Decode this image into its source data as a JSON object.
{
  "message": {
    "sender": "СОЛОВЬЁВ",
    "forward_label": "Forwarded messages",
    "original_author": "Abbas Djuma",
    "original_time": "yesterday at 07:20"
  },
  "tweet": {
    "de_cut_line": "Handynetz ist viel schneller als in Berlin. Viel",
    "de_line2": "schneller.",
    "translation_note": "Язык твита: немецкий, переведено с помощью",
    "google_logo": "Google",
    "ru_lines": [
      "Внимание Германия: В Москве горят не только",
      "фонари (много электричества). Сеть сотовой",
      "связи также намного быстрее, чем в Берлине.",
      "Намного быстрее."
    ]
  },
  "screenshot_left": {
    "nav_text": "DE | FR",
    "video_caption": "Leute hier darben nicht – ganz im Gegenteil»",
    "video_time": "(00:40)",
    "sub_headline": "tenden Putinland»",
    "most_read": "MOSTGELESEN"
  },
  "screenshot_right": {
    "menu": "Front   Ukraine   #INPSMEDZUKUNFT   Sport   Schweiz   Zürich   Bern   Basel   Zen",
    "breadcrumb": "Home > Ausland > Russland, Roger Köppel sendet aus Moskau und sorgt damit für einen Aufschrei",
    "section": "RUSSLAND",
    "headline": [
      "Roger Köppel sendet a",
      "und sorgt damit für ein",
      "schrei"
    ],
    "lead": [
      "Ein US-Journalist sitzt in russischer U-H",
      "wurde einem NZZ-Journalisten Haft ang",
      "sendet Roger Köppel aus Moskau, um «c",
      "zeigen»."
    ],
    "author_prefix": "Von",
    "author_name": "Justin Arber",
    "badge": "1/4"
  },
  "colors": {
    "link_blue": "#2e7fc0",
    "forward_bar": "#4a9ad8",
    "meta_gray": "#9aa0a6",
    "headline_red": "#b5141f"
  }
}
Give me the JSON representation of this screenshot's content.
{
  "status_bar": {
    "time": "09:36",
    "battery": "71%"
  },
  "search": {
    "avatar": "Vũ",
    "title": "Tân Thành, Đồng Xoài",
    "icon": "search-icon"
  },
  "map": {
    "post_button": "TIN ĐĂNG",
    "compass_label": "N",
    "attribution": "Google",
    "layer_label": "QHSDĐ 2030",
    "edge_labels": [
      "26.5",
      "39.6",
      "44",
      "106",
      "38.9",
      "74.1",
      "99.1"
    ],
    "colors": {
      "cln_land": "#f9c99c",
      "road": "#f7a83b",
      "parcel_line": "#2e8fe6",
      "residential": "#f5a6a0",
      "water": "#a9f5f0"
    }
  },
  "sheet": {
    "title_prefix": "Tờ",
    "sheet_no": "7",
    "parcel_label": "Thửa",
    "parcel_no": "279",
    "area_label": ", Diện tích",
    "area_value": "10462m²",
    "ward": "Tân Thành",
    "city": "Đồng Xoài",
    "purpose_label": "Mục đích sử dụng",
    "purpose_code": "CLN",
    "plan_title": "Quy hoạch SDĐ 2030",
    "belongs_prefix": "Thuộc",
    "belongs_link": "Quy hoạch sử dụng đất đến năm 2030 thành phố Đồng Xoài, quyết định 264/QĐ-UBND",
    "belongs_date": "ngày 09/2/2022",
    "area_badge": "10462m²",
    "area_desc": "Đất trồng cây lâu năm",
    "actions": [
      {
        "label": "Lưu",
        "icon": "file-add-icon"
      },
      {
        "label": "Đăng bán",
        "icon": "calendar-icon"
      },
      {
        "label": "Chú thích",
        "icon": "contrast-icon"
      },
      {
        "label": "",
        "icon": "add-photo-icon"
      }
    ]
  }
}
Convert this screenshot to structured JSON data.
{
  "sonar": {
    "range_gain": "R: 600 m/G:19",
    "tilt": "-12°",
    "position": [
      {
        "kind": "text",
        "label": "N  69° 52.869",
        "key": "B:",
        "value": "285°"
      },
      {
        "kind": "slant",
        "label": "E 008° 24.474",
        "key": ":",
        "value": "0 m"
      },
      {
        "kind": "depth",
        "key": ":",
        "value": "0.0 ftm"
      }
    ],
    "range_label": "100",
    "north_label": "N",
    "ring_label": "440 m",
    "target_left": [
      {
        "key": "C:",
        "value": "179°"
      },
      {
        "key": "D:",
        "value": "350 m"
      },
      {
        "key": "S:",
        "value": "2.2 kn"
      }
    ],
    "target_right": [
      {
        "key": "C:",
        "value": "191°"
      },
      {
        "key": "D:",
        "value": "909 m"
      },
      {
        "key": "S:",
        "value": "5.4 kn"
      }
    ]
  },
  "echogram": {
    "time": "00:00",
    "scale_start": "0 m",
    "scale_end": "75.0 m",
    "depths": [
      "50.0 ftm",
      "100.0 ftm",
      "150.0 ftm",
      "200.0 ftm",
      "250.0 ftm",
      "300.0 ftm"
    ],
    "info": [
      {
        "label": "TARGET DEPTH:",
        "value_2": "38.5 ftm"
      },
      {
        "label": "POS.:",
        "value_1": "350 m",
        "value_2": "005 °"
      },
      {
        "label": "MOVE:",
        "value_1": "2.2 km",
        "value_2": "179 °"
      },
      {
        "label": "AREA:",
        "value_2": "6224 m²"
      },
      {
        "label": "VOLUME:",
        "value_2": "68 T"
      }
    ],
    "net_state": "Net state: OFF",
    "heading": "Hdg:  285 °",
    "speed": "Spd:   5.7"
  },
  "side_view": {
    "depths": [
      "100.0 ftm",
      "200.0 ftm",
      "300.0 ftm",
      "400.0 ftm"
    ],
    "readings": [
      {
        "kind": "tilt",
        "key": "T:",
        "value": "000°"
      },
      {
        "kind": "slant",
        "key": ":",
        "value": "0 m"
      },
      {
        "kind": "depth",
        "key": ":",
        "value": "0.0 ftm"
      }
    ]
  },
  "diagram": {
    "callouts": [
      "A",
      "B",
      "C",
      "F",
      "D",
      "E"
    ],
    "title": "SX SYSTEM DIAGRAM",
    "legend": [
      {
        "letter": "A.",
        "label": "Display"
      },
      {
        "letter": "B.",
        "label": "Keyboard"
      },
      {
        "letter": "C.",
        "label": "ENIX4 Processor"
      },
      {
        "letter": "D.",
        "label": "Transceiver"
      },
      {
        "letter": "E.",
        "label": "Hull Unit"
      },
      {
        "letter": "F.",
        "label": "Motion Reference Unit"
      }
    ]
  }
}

|---|

_Short exercise:_ Retype the listing above in full, with no alterations.

_Solution for this exercise:_
Decode this image into its source data as a JSON object.
{
  "message": {
    "sender": "СОЛОВЬЁВ",
    "forward_label": "Forwarded messages",
    "original_author": "Abbas Djuma",
    "original_time": "yesterday at 07:20"
  },
  "tweet": {
    "de_cut_line": "Handynetz ist viel schneller als in Berlin. Viel",
    "de_line2": "schneller.",
    "translation_note": "Язык твита: немецкий, переведено с помощью",
    "google_logo": "Google",
    "ru_lines": [
      "Внимание Германия: В Москве горят не только",
      "фонари (много электричества). Сеть сотовой",
      "связи также намного быстрее, чем в Берлине.",
      "Намного быстрее."
    ]
  },
  "screenshot_left": {
    "nav_text": "DE | FR",
    "video_caption": "Leute hier darben nicht – ganz im Gegenteil»",
    "video_time": "(00:40)",
    "sub_headline": "tenden Putinland»",
    "most_read": "MOSTGELESEN"
  },
  "screenshot_right": {
    "menu": "Front   Ukraine   #INPSMEDZUKUNFT   Sport   Schweiz   Zürich   Bern   Basel   Zen",
    "breadcrumb": "Home > Ausland > Russland, Roger Köppel sendet aus Moskau und sorgt damit für einen Aufschrei",
    "section": "RUSSLAND",
    "headline": [
      "Roger Köppel sendet a",
      "und sorgt damit für ein",
      "schrei"
    ],
    "lead": [
      "Ein US-Journalist sitzt in russischer U-H",
      "wurde einem NZZ-Journalisten Haft ang",
      "sendet Roger Köppel aus Moskau, um «c",
      "zeigen»."
    ],
    "author_prefix": "Von",
    "author_name": "Justin Arber",
    "badge": "1/4"
  },
  "colors": {
    "link_blue": "#2e7fc0",
    "forward_bar": "#4a9ad8",
    "meta_gray": "#9aa0a6",
    "headline_red": "#b5141f"
  }
}
Give me the JSON representation of this screenshot's content.
{
  "status_bar": {
    "time": "09:36",
    "battery": "71%"
  },
  "search": {
    "avatar": "Vũ",
    "title": "Tân Thành, Đồng Xoài",
    "icon": "search-icon"
  },
  "map": {
    "post_button": "TIN ĐĂNG",
    "compass_label": "N",
    "attribution": "Google",
    "layer_label": "QHSDĐ 2030",
    "edge_labels": [
      "26.5",
      "39.6",
      "44",
      "106",
      "38.9",
      "74.1",
      "99.1"
    ],
    "colors": {
      "cln_land": "#f9c99c",
      "road": "#f7a83b",
      "parcel_line": "#2e8fe6",
      "residential": "#f5a6a0",
      "water": "#a9f5f0"
    }
  },
  "sheet": {
    "title_prefix": "Tờ",
    "sheet_no": "7",
    "parcel_label": "Thửa",
    "parcel_no": "279",
    "area_label": ", Diện tích",
    "area_value": "10462m²",
    "ward": "Tân Thành",
    "city": "Đồng Xoài",
    "purpose_label": "Mục đích sử dụng",
    "purpose_code": "CLN",
    "plan_title": "Quy hoạch SDĐ 2030",
    "belongs_prefix": "Thuộc",
    "belongs_link": "Quy hoạch sử dụng đất đến năm 2030 thành phố Đồng Xoài, quyết định 264/QĐ-UBND",
    "belongs_date": "ngày 09/2/2022",
    "area_badge": "10462m²",
    "area_desc": "Đất trồng cây lâu năm",
    "actions": [
      {
        "label": "Lưu",
        "icon": "file-add-icon"
      },
      {
        "label": "Đăng bán",
        "icon": "calendar-icon"
      },
      {
        "label": "Chú thích",
        "icon": "contrast-icon"
      },
      {
        "label": "",
        "icon": "add-photo-icon"
      }
    ]
  }
}
Convert this screenshot to structured JSON data.
{
  "sonar": {
    "range_gain": "R: 600 m/G:19",
    "tilt": "-12°",
    "position": [
      {
        "kind": "text",
        "label": "N  69° 52.869",
        "key": "B:",
        "value": "285°"
      },
      {
        "kind": "slant",
        "label": "E 008° 24.474",
        "key": ":",
        "value": "0 m"
      },
      {
        "kind": "depth",
        "key": ":",
        "value": "0.0 ftm"
      }
    ],
    "range_label": "100",
    "north_label": "N",
    "ring_label": "440 m",
    "target_left": [
      {
        "key": "C:",
        "value": "179°"
      },
      {
        "key": "D:",
        "value": "350 m"
      },
      {
        "key": "S:",
        "value": "2.2 kn"
      }
    ],
    "target_right": [
      {
        "key": "C:",
        "value": "191°"
      },
      {
        "key": "D:",
        "value": "909 m"
      },
      {
        "key": "S:",
        "value": "5.4 kn"
      }
    ]
  },
  "echogram": {
    "time": "00:00",
    "scale_start": "0 m",
    "scale_end": "75.0 m",
    "depths": [
      "50.0 ftm",
      "100.0 ftm",
      "150.0 ftm",
      "200.0 ftm",
      "250.0 ftm",
      "300.0 ftm"
    ],
    "info": [
      {
        "label": "TARGET DEPTH:",
        "value_2": "38.5 ftm"
      },
      {
        "label": "POS.:",
        "value_1": "350 m",
        "value_2": "005 °"
      },
      {
        "label": "MOVE:",
        "value_1": "2.2 km",
        "value_2": "179 °"
      },
      {
        "label": "AREA:",
        "value_2": "6224 m²"
      },
      {
        "label": "VOLUME:",
        "value_2": "68 T"
      }
    ],
    "net_state": "Net state: OFF",
    "heading": "Hdg:  285 °",
    "speed": "Spd:   5.7"
  },
  "side_view": {
    "depths": [
      "100.0 ftm",
      "200.0 ftm",
      "300.0 ftm",
      "400.0 ftm"
    ],
    "readings": [
      {
        "kind": "tilt",
        "key": "T:",
        "value": "000°"
      },
      {
        "kind": "slant",
        "key": ":",
        "value": "0 m"
      },
      {
        "kind": "depth",
        "key": ":",
        "value": "0.0 ftm"
      }
    ]
  },
  "diagram": {
    "callouts": [
      "A",
      "B",
      "C",
      "F",
      "D",
      "E"
    ],
    "title": "SX SYSTEM DIAGRAM",
    "legend": [
      {
        "letter": "A.",
        "label": "Display"
      },
      {
        "letter": "B.",
        "label": "Keyboard"
      },
      {
        "letter": "C.",
        "label": "ENIX4 Processor"
      },
      {
        "letter": "D.",
        "label": "Transceiver"
      },
      {
        "letter": "E.",
        "label": "Hull Unit"
      },
      {
        "letter": "F.",
        "label": "Motion Reference Unit"
      }
    ]
  }
}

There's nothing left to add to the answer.